Report how many lines contain the word "ffffff"; answer with the number only.

(Rows from a figure dataset)
● ● ● ● ●

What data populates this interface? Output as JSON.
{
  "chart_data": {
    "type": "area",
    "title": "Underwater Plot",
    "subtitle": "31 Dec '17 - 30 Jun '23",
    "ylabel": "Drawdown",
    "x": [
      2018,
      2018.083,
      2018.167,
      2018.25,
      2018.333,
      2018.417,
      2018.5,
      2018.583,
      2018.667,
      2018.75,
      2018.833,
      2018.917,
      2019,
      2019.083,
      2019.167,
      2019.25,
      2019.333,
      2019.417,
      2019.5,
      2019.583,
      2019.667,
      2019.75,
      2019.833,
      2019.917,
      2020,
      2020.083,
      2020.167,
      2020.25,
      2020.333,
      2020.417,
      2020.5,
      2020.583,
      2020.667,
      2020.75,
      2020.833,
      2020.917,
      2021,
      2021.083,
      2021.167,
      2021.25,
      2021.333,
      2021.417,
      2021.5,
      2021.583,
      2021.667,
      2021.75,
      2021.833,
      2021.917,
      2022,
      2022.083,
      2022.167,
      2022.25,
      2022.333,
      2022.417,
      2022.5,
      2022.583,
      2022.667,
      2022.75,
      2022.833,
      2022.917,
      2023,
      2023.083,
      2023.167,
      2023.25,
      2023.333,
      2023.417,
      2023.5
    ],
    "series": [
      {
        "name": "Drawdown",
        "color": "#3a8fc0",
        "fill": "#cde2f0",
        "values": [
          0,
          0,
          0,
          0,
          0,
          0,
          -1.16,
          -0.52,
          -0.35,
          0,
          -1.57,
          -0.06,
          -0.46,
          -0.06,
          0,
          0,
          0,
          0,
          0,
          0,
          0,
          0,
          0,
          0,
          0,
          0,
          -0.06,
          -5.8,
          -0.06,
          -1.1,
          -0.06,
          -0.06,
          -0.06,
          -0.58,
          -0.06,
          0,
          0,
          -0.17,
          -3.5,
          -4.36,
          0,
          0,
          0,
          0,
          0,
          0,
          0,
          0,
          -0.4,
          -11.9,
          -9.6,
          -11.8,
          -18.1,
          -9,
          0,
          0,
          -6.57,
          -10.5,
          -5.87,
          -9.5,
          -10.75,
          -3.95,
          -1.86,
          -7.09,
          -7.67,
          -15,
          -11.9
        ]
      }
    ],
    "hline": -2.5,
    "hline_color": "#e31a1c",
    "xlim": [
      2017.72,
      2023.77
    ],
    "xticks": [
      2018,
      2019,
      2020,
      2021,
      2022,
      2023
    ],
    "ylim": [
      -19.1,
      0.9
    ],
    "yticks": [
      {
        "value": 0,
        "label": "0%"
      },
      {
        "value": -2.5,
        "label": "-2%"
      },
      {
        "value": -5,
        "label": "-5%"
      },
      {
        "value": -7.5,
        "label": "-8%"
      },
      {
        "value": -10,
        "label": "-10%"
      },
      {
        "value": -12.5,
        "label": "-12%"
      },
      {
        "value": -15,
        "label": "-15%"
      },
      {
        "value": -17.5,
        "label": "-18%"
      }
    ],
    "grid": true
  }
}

● ● ● ● ●

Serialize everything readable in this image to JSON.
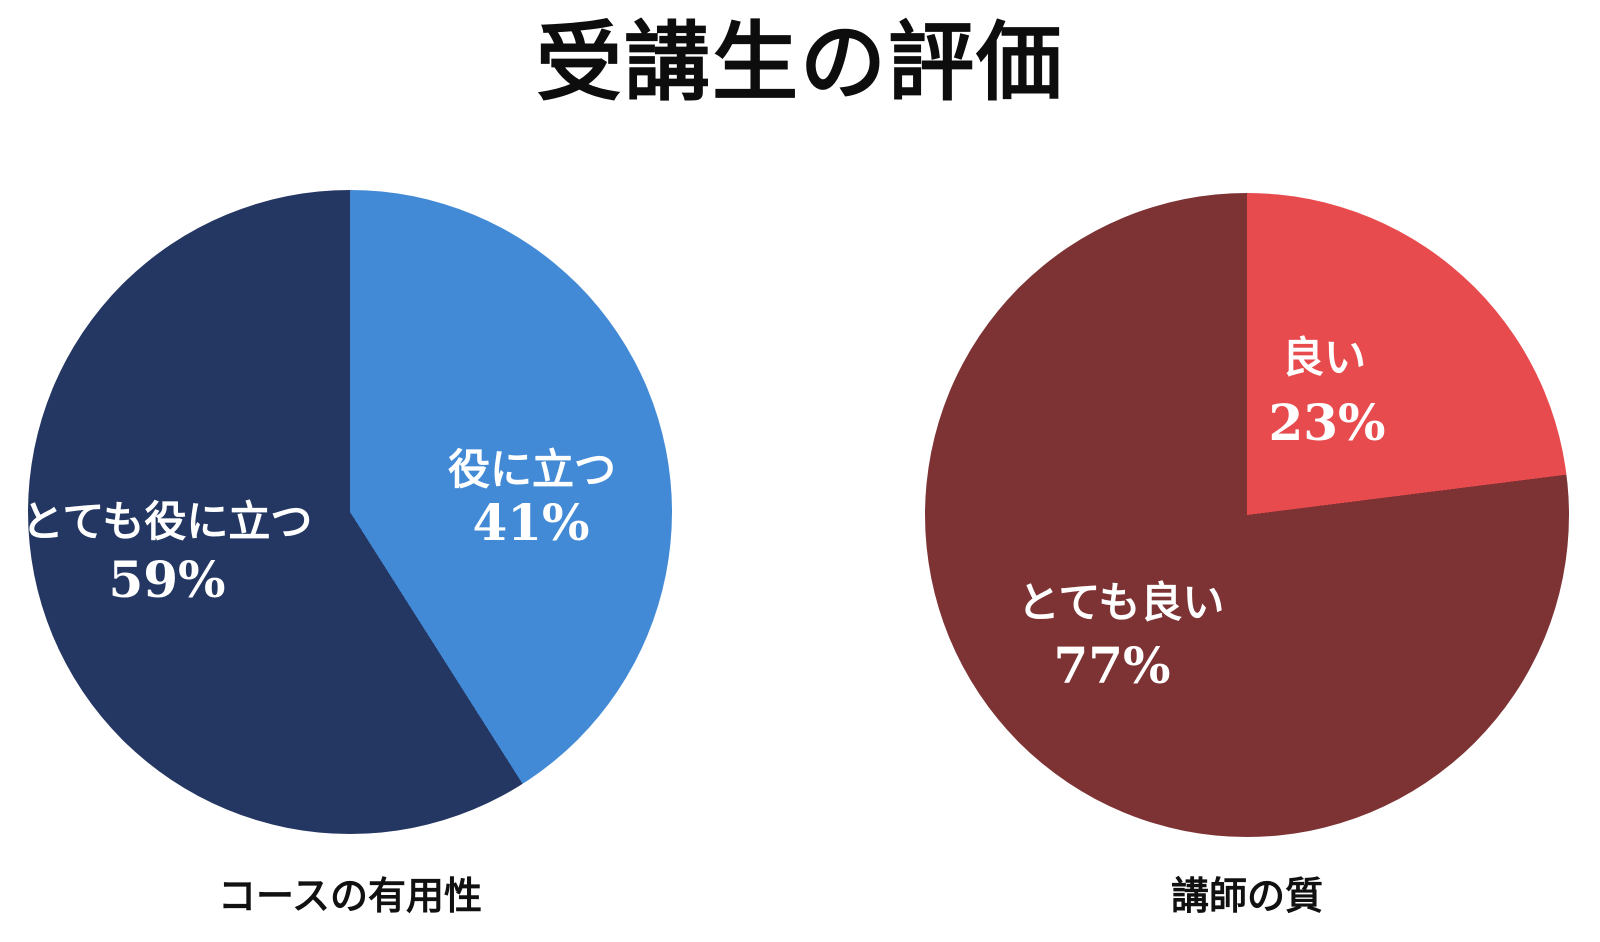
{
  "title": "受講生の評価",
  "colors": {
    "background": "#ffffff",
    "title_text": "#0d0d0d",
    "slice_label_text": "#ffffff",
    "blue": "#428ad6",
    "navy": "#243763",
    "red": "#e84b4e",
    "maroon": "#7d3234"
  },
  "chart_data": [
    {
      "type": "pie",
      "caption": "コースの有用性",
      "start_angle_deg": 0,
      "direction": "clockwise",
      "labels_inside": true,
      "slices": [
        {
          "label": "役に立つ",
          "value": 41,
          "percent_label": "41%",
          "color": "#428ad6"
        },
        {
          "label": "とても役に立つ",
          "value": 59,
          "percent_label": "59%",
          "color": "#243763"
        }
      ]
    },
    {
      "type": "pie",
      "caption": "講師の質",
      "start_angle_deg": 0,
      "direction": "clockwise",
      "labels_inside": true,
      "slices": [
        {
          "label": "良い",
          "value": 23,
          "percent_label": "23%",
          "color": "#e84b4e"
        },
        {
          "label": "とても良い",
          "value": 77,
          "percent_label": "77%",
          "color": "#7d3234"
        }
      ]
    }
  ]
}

● ● ● ● ●

* _ANSWER TO THIS PROBLEM_: 2